Instructions for the task >> Reproduce every one of the following lines word for word, leaving out the pictures.

Raw records >>
========================

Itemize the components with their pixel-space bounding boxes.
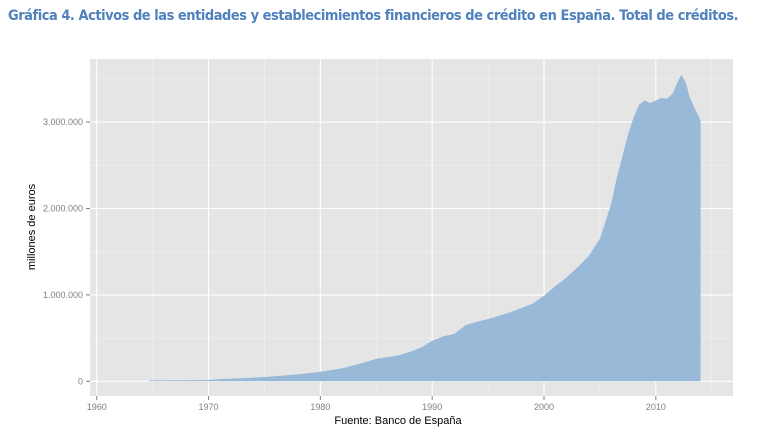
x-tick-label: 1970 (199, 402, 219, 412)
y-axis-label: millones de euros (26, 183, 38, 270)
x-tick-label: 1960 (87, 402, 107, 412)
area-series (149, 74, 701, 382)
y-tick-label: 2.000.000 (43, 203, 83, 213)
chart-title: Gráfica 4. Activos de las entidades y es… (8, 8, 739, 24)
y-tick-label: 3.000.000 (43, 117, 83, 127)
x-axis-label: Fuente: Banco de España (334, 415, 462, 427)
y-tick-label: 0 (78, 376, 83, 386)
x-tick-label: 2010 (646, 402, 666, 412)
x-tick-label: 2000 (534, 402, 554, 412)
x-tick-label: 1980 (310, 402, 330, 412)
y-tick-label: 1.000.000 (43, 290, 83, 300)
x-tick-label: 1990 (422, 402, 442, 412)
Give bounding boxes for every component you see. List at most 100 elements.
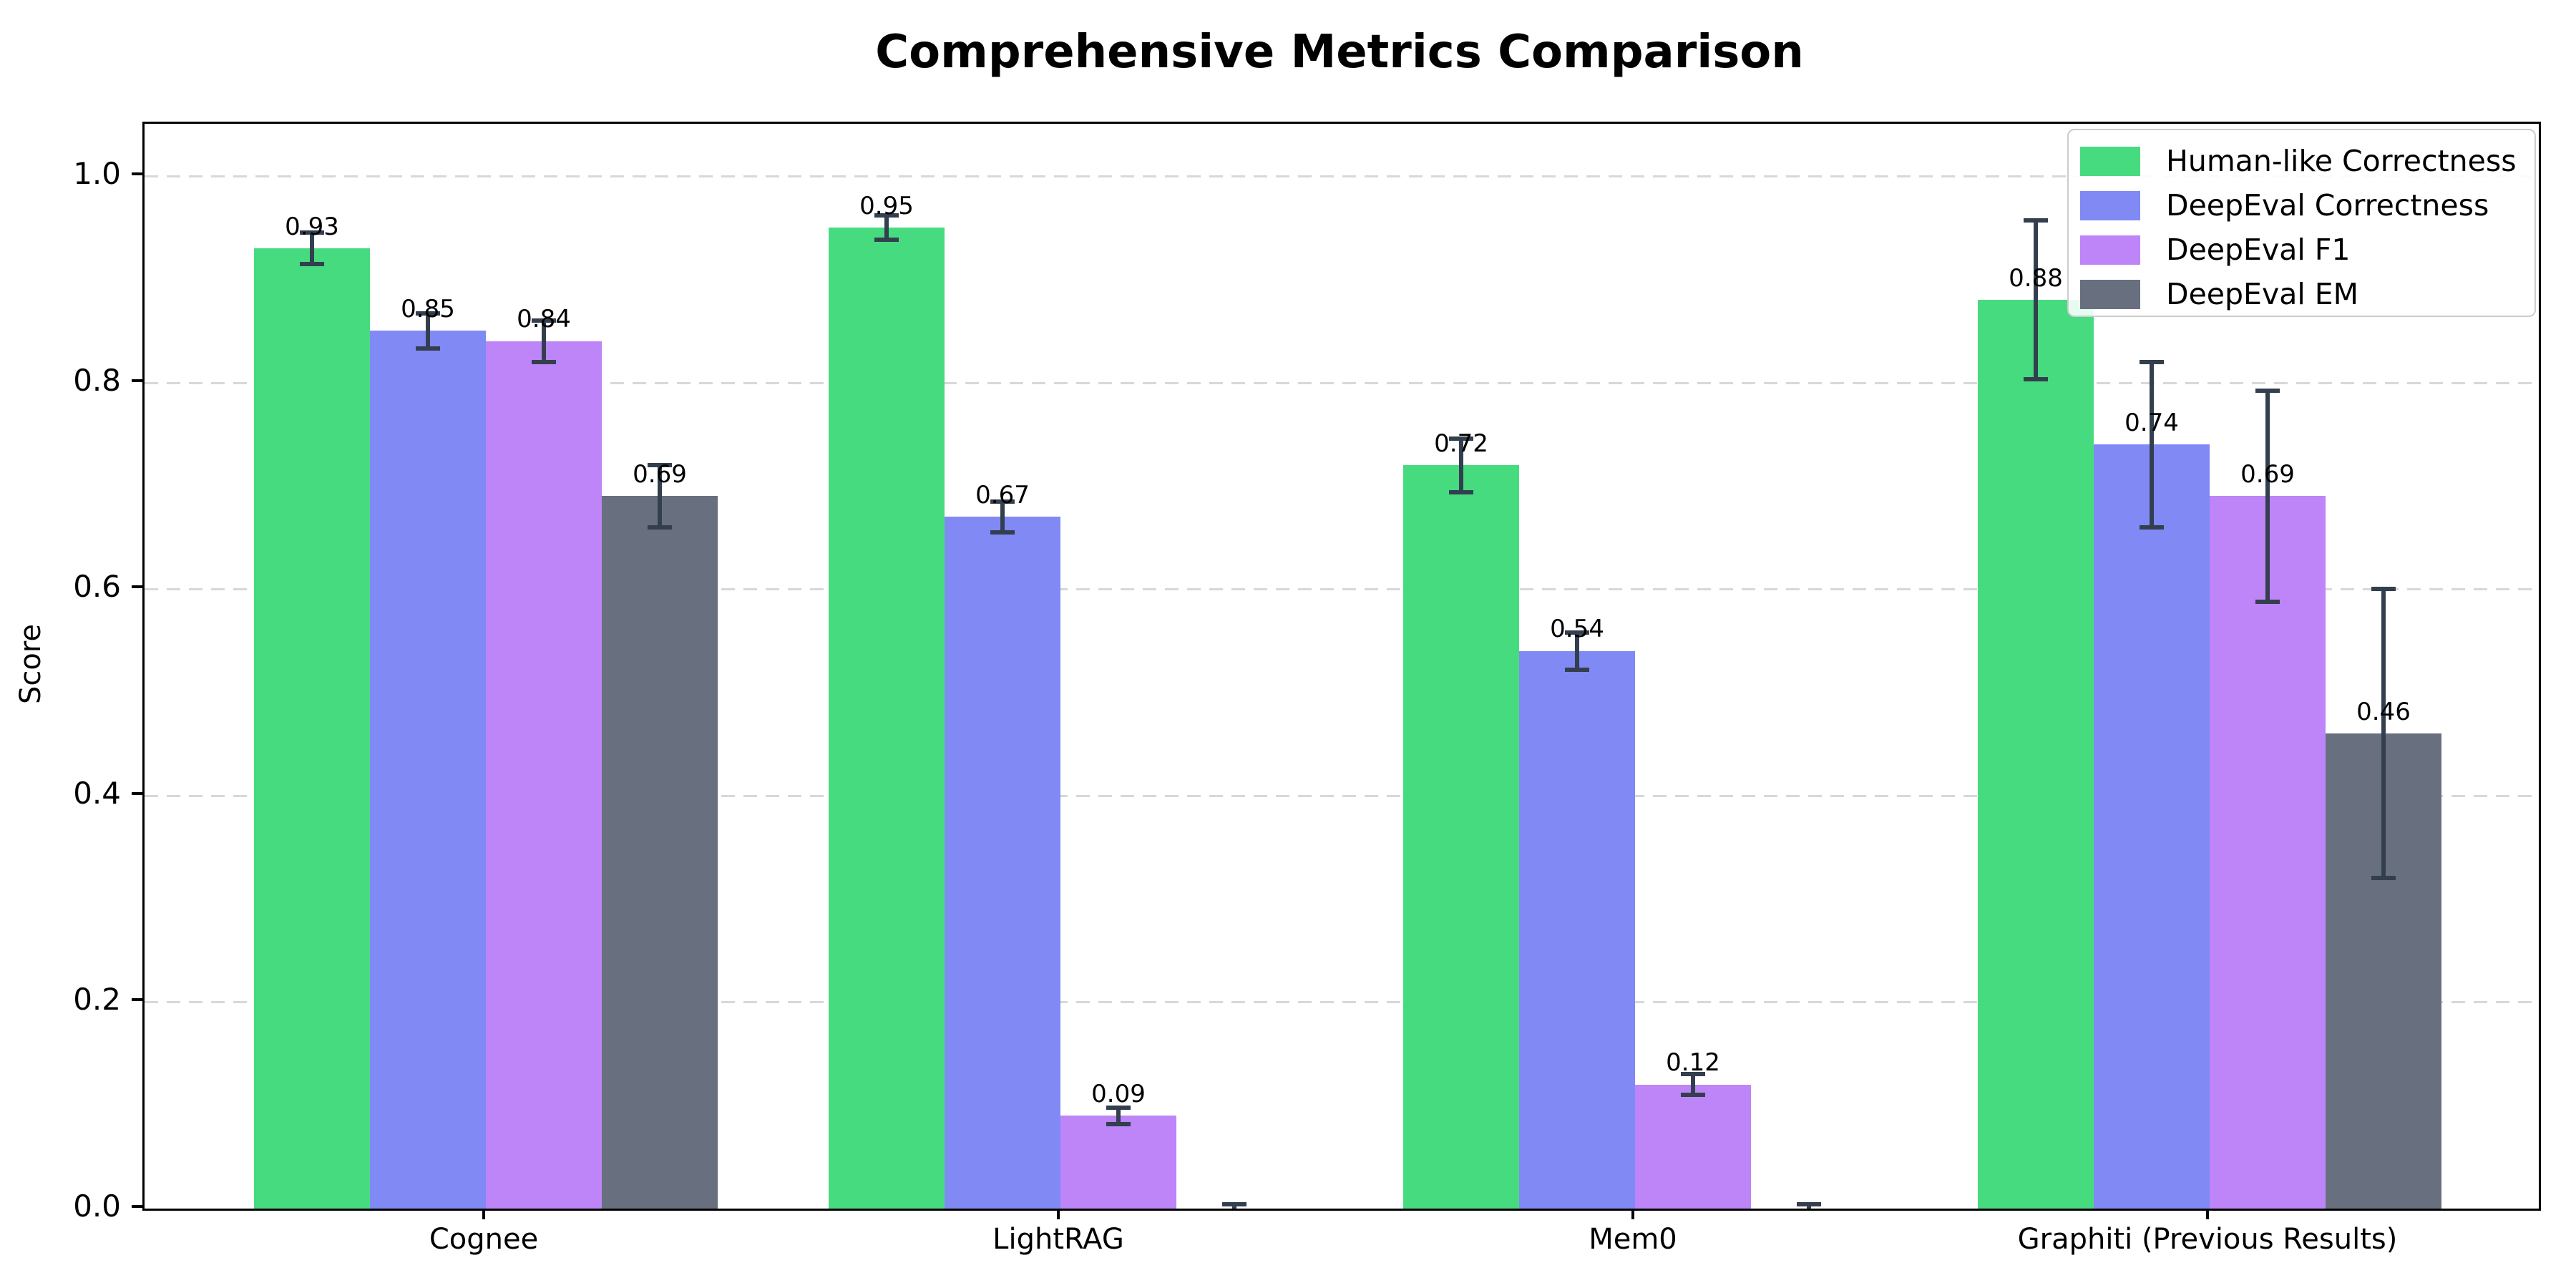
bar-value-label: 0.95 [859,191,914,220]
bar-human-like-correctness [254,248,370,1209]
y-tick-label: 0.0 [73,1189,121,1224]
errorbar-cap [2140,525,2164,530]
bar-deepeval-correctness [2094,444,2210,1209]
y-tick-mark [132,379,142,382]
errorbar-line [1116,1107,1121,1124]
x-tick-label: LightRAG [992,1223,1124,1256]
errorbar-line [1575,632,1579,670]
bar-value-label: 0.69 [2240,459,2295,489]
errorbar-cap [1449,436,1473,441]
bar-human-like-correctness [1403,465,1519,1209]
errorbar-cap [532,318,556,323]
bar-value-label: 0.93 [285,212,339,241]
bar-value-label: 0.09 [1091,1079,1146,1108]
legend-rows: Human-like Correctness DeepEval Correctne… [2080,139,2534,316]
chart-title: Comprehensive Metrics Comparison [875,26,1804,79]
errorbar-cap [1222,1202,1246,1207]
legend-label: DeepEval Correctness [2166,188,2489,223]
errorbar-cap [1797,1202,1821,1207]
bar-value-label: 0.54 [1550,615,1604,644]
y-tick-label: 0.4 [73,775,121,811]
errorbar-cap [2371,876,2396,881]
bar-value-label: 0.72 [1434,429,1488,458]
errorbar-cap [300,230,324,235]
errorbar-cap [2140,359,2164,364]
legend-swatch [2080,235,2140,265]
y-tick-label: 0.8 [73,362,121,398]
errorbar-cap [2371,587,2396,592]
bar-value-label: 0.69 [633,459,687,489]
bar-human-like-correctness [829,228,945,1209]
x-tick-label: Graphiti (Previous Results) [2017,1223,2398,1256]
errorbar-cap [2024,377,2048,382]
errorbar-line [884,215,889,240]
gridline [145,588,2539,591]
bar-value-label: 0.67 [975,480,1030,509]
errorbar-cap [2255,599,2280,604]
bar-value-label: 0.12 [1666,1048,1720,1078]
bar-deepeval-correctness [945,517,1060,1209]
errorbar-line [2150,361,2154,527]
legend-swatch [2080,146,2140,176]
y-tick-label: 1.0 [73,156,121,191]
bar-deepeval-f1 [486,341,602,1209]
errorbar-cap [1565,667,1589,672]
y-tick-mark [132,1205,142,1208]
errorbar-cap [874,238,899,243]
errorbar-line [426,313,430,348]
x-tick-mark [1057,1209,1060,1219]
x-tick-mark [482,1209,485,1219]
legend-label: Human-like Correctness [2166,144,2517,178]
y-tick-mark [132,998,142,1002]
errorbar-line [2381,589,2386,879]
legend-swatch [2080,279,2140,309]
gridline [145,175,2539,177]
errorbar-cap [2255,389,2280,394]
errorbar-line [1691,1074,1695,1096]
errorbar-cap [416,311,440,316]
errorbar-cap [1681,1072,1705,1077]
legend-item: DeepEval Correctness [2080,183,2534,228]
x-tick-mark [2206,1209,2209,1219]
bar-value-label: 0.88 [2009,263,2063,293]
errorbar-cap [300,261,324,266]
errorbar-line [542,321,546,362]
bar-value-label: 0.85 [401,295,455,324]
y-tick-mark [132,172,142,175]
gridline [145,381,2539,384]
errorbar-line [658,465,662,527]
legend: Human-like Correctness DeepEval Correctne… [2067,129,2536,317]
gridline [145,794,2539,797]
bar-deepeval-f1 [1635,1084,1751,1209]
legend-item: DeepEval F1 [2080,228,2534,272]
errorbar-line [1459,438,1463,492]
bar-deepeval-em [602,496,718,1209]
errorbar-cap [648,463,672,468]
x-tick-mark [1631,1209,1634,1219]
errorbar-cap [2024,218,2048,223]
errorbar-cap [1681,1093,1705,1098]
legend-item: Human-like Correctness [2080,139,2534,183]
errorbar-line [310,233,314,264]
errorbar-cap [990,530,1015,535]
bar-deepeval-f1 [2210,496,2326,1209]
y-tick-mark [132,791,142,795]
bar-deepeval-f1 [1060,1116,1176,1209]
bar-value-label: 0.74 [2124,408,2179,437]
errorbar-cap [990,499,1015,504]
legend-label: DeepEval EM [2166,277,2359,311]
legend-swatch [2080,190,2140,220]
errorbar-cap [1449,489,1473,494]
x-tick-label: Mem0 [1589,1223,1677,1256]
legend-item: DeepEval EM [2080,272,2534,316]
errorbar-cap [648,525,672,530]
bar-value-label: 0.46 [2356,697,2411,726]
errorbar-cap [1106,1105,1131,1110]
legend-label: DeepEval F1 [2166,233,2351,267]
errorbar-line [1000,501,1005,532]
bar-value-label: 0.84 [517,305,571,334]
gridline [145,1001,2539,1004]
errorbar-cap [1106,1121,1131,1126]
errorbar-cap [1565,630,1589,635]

========================

Expected answer >>
Itemize the components with their pixel-space bounding boxes.
x-tick-label: 1970 (199, 402, 219, 412)
y-axis-label: millones de euros (26, 183, 38, 270)
x-tick-label: 1960 (87, 402, 107, 412)
area-series (149, 74, 701, 382)
y-tick-label: 2.000.000 (43, 203, 83, 213)
chart-title: Gráfica 4. Activos de las entidades y es… (8, 8, 739, 24)
y-tick-label: 3.000.000 (43, 117, 83, 127)
x-axis-label: Fuente: Banco de España (334, 415, 462, 427)
y-tick-label: 0 (78, 376, 83, 386)
x-tick-label: 2010 (646, 402, 666, 412)
x-tick-label: 2000 (534, 402, 554, 412)
x-tick-label: 1980 (310, 402, 330, 412)
y-tick-label: 1.000.000 (43, 290, 83, 300)
x-tick-label: 1990 (422, 402, 442, 412)
Give bounding boxes for every component you see. List at most 100 elements.
bar-value-label: 0.95 [859,191,914,220]
bar-human-like-correctness [254,248,370,1209]
y-tick-label: 0.0 [73,1189,121,1224]
errorbar-cap [2140,525,2164,530]
bar-deepeval-correctness [2094,444,2210,1209]
y-tick-mark [132,379,142,382]
errorbar-line [1116,1107,1121,1124]
x-tick-label: LightRAG [992,1223,1124,1256]
errorbar-line [1575,632,1579,670]
bar-value-label: 0.69 [2240,459,2295,489]
errorbar-cap [1449,436,1473,441]
bar-human-like-correctness [1403,465,1519,1209]
errorbar-cap [532,318,556,323]
bar-value-label: 0.93 [285,212,339,241]
bar-value-label: 0.09 [1091,1079,1146,1108]
legend-rows: Human-like Correctness DeepEval Correctne… [2080,139,2534,316]
chart-title: Comprehensive Metrics Comparison [875,26,1804,79]
errorbar-cap [1222,1202,1246,1207]
legend-label: DeepEval Correctness [2166,188,2489,223]
errorbar-cap [1797,1202,1821,1207]
bar-value-label: 0.54 [1550,615,1604,644]
y-tick-label: 0.4 [73,775,121,811]
errorbar-cap [2371,876,2396,881]
bar-value-label: 0.72 [1434,429,1488,458]
errorbar-cap [300,230,324,235]
errorbar-cap [2140,359,2164,364]
legend-swatch [2080,235,2140,265]
y-tick-label: 0.8 [73,362,121,398]
errorbar-cap [2371,587,2396,592]
bar-value-label: 0.69 [633,459,687,489]
bar-human-like-correctness [829,228,945,1209]
x-tick-label: Graphiti (Previous Results) [2017,1223,2398,1256]
errorbar-cap [2024,377,2048,382]
errorbar-line [884,215,889,240]
gridline [145,588,2539,591]
bar-value-label: 0.67 [975,480,1030,509]
errorbar-cap [2255,599,2280,604]
bar-value-label: 0.12 [1666,1048,1720,1078]
bar-deepeval-correctness [945,517,1060,1209]
errorbar-line [2150,361,2154,527]
legend-swatch [2080,146,2140,176]
y-tick-label: 1.0 [73,156,121,191]
bar-deepeval-f1 [486,341,602,1209]
errorbar-cap [1565,667,1589,672]
y-tick-mark [132,1205,142,1208]
errorbar-cap [874,238,899,243]
errorbar-line [426,313,430,348]
x-tick-mark [1057,1209,1060,1219]
x-tick-mark [482,1209,485,1219]
legend-label: Human-like Correctness [2166,144,2517,178]
y-tick-mark [132,998,142,1002]
errorbar-line [2381,589,2386,879]
legend-swatch [2080,279,2140,309]
gridline [145,175,2539,177]
errorbar-cap [2255,389,2280,394]
errorbar-line [1691,1074,1695,1096]
errorbar-cap [416,311,440,316]
errorbar-cap [1681,1072,1705,1077]
legend-item: DeepEval Correctness [2080,183,2534,228]
x-tick-mark [2206,1209,2209,1219]
bar-value-label: 0.88 [2009,263,2063,293]
errorbar-cap [300,261,324,266]
errorbar-line [542,321,546,362]
bar-value-label: 0.85 [401,295,455,324]
y-tick-mark [132,172,142,175]
gridline [145,381,2539,384]
errorbar-line [658,465,662,527]
legend: Human-like Correctness DeepEval Correctne… [2067,129,2536,317]
gridline [145,794,2539,797]
bar-deepeval-f1 [1635,1084,1751,1209]
legend-item: DeepEval F1 [2080,228,2534,272]
errorbar-line [1459,438,1463,492]
bar-deepeval-em [602,496,718,1209]
errorbar-cap [648,463,672,468]
x-tick-mark [1631,1209,1634,1219]
errorbar-cap [2024,218,2048,223]
errorbar-cap [1681,1093,1705,1098]
legend-item: Human-like Correctness [2080,139,2534,183]
errorbar-line [310,233,314,264]
errorbar-cap [990,530,1015,535]
bar-deepeval-f1 [2210,496,2326,1209]
y-tick-mark [132,791,142,795]
bar-deepeval-f1 [1060,1116,1176,1209]
bar-value-label: 0.74 [2124,408,2179,437]
errorbar-cap [990,499,1015,504]
legend-label: DeepEval EM [2166,277,2359,311]
legend-swatch [2080,190,2140,220]
errorbar-cap [1449,489,1473,494]
x-tick-label: Mem0 [1589,1223,1677,1256]
legend-item: DeepEval EM [2080,272,2534,316]
errorbar-cap [648,525,672,530]
bar-value-label: 0.46 [2356,697,2411,726]
errorbar-cap [1106,1105,1131,1110]
legend-label: DeepEval F1 [2166,233,2351,267]
errorbar-line [1000,501,1005,532]
bar-value-label: 0.84 [517,305,571,334]
gridline [145,1001,2539,1004]
errorbar-cap [1106,1121,1131,1126]
errorbar-cap [1565,630,1589,635]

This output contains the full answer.